### Input rows
## start

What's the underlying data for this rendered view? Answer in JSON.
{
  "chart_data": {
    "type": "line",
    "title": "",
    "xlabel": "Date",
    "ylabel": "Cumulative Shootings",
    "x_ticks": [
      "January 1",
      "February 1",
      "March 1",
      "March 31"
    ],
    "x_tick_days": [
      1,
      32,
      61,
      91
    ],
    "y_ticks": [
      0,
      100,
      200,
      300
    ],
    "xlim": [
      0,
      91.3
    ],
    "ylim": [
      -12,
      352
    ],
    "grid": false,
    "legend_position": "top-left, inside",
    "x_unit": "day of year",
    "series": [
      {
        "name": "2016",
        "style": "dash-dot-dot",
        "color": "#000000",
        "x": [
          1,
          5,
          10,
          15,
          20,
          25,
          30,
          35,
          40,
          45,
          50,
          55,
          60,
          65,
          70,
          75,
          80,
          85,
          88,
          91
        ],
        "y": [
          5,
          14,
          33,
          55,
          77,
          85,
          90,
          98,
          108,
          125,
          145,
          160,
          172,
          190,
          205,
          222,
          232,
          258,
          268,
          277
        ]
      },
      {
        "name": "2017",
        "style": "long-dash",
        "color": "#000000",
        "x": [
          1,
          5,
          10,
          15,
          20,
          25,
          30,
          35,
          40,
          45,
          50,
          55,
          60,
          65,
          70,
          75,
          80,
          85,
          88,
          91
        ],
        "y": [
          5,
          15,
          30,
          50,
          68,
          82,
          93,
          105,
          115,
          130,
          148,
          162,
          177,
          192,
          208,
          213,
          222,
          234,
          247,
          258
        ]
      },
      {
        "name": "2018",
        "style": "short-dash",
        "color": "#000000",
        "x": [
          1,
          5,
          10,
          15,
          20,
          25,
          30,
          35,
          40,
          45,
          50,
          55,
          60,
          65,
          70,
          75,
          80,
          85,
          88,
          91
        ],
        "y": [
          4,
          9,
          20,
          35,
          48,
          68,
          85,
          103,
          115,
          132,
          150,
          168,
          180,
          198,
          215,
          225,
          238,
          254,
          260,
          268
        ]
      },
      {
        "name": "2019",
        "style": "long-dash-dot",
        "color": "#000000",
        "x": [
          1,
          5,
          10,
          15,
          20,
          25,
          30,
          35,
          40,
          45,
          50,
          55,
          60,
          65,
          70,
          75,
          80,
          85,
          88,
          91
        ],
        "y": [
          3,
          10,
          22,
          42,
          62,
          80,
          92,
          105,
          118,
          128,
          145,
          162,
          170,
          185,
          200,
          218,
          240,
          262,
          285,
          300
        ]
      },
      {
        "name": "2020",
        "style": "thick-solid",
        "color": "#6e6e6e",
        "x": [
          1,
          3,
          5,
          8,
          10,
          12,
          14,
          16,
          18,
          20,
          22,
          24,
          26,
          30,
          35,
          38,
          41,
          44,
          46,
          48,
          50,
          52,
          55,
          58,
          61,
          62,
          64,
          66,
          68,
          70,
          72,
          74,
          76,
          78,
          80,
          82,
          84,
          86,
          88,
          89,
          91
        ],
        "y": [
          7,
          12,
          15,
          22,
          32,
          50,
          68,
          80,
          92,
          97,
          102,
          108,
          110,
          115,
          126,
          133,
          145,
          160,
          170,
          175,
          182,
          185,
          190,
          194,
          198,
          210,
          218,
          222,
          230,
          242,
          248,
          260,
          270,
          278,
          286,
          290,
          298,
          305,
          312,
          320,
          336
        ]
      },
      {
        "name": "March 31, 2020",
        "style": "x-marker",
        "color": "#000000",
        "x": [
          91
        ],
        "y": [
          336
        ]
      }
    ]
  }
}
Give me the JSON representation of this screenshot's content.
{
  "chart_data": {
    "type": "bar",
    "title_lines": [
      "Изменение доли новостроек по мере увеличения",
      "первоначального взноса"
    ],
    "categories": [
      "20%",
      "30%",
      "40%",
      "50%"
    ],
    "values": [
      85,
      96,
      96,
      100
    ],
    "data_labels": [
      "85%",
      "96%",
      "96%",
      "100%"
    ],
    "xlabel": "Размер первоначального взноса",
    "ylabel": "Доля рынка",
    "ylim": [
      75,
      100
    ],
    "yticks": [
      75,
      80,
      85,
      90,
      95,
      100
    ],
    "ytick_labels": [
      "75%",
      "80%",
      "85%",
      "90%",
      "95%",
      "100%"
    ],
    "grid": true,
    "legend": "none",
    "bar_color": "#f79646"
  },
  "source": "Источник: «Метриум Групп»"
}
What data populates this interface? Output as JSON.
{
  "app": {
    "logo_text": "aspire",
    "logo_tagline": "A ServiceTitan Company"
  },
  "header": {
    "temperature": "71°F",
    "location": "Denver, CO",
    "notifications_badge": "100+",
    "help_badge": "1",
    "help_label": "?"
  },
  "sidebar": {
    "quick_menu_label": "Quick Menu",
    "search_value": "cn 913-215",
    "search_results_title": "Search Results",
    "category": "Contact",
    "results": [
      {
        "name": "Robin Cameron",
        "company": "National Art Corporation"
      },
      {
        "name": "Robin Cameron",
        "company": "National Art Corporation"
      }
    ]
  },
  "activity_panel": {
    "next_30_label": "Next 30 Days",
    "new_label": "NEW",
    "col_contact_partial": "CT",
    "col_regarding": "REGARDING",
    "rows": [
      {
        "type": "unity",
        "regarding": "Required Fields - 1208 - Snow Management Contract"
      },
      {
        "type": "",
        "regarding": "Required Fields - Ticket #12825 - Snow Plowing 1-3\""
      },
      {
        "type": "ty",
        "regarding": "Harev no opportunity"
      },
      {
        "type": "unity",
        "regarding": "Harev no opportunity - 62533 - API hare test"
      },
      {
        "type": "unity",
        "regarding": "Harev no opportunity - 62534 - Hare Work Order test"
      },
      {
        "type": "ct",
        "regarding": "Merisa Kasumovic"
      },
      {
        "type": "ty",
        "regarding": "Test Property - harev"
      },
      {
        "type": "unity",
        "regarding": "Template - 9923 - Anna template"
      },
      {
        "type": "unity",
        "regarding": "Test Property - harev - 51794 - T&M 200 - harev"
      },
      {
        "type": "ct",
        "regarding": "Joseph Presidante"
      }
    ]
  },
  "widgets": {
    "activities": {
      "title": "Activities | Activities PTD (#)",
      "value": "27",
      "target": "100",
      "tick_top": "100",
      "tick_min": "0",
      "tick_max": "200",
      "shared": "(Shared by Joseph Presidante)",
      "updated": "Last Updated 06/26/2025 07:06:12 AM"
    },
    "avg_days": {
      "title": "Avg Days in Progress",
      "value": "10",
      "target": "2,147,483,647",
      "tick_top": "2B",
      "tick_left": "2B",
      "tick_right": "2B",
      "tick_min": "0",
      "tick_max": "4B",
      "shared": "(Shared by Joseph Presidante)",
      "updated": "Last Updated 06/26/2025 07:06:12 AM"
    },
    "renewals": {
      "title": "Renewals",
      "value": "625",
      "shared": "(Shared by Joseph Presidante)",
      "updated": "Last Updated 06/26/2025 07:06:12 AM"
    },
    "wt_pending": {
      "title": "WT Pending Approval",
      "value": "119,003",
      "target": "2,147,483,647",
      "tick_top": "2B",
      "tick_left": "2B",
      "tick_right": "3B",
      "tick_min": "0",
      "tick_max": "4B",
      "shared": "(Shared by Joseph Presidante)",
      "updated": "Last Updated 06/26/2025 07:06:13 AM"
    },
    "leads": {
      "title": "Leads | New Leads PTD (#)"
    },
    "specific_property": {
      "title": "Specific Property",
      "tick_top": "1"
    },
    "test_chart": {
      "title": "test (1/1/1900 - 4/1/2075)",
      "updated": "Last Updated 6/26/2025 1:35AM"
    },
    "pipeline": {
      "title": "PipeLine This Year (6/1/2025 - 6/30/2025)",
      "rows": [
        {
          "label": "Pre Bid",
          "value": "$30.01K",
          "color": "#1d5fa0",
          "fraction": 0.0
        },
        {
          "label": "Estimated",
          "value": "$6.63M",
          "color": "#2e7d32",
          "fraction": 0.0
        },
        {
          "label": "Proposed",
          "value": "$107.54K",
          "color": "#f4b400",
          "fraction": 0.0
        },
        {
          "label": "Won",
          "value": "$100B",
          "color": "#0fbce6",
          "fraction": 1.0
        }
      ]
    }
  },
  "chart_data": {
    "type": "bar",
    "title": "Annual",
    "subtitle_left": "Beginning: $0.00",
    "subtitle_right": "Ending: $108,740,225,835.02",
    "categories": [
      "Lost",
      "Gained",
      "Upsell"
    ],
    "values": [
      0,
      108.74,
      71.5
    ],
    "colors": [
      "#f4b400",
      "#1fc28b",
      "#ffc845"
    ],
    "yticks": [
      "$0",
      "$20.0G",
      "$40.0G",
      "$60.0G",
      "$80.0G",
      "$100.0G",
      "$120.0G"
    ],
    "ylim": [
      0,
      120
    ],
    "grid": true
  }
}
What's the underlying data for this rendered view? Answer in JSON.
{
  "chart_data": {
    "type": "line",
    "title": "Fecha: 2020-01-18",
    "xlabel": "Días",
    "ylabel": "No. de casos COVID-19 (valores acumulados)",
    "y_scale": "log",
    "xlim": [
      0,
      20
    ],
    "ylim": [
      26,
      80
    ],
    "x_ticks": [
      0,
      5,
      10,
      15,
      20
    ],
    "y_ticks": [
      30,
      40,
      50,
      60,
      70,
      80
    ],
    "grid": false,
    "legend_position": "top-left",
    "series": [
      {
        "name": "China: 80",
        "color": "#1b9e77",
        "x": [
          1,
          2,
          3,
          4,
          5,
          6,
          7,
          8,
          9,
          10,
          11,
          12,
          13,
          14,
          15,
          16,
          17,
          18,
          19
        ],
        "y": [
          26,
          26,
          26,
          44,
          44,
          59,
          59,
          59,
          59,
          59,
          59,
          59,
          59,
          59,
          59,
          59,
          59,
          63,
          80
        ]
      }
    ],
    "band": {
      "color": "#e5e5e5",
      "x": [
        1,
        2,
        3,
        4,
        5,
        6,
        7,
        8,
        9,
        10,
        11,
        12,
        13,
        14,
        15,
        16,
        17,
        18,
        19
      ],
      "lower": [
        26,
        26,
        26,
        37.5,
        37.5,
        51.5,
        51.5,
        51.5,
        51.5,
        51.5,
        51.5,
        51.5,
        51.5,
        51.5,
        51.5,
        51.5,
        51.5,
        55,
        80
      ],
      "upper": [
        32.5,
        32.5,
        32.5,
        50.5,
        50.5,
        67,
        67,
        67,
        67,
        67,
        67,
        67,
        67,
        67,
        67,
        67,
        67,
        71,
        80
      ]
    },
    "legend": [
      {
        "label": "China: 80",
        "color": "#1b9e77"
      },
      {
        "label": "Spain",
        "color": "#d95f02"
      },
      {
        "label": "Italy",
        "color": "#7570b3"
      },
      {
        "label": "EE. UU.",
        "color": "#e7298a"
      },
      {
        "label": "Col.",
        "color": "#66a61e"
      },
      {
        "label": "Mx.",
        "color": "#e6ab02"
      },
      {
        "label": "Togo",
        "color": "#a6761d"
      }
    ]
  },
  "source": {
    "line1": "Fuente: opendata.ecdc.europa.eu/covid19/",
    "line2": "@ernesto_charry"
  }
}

## end

### What you have to do
From the material above, gather all lines that include the string "взноса" and copy them.

### Exercise solution
      "первоначального взноса"
    "xlabel": "Размер первоначального взноса",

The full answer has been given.